┏━━
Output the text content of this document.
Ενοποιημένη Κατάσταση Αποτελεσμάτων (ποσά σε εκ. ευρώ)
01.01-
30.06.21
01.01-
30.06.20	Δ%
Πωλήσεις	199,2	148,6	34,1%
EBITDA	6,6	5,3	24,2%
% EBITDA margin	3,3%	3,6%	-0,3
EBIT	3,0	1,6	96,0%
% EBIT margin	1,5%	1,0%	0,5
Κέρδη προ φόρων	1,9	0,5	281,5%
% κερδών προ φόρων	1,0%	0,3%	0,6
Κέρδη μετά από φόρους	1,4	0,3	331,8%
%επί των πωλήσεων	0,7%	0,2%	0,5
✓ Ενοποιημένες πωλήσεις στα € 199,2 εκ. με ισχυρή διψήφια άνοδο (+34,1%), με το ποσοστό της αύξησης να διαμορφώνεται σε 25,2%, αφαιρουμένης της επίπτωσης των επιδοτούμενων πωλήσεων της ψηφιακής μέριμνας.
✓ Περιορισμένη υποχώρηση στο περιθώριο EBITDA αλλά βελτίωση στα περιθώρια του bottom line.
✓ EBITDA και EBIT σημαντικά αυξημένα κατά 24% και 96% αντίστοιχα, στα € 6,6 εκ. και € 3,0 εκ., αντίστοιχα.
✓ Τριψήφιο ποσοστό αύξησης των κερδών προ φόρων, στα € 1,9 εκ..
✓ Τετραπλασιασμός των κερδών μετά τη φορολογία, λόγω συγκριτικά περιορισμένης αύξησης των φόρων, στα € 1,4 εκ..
┗━━
┏━━
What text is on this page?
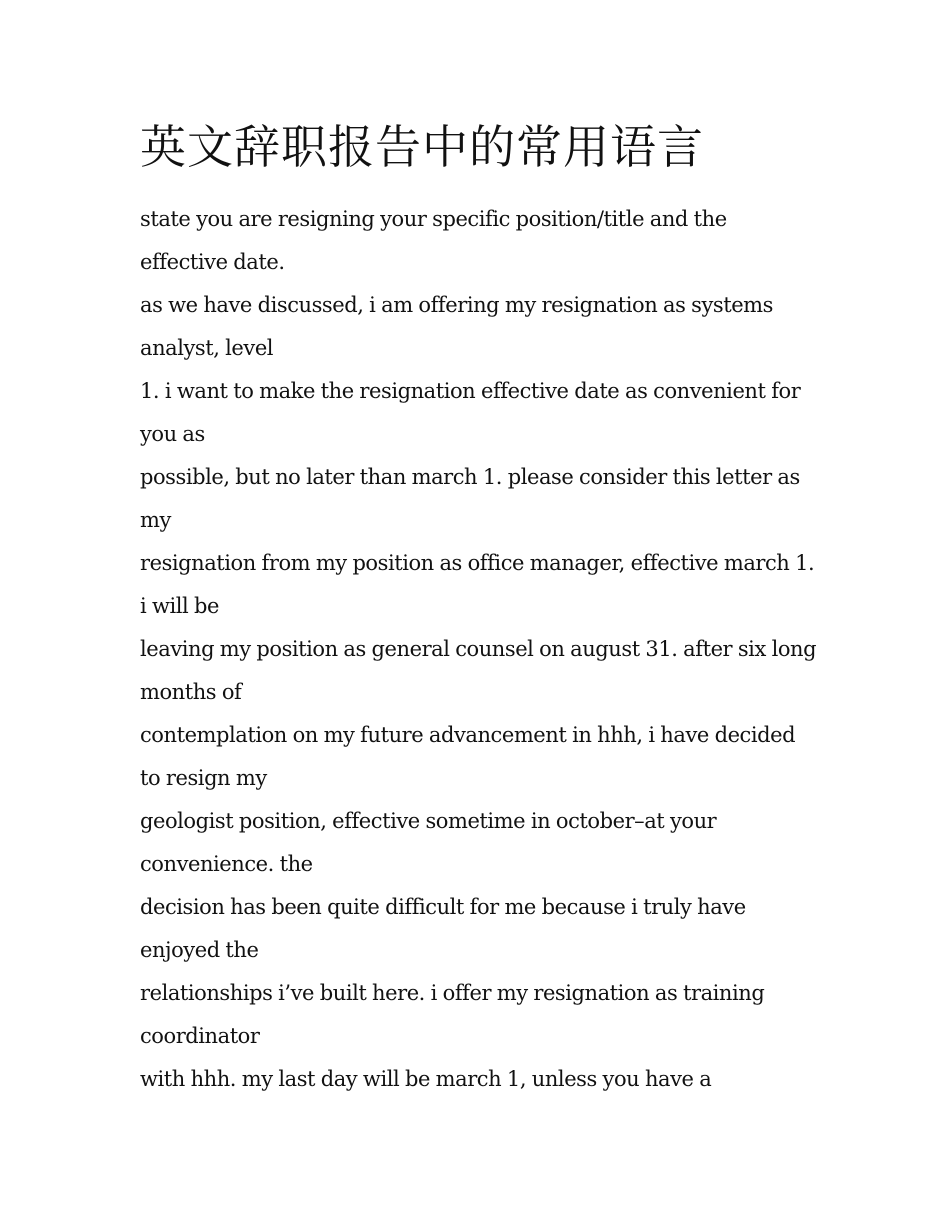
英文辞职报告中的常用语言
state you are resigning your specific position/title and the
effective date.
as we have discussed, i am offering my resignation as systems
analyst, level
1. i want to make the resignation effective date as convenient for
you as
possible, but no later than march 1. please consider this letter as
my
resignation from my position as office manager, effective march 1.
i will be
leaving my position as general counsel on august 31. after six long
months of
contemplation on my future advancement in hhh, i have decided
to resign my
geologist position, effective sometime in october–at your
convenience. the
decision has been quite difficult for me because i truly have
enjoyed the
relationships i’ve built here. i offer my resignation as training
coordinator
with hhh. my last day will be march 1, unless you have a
┗━━
[Requirements] Where a line above holds the string "πωλήσεων", show that line.

[Finished task]
%επί των πωλήσεων	0,7%	0,2%	0,5
✓ Ενοποιημένες πωλήσεις στα € 199,2 εκ. με ισχυρή διψήφια άνοδο (+34,1%), με το ποσοστό της αύξησης να διαμορφώνεται σε 25,2%, αφαιρουμένης της επίπτωσης των επιδοτούμενων πωλήσεων της ψηφιακής μέριμνας.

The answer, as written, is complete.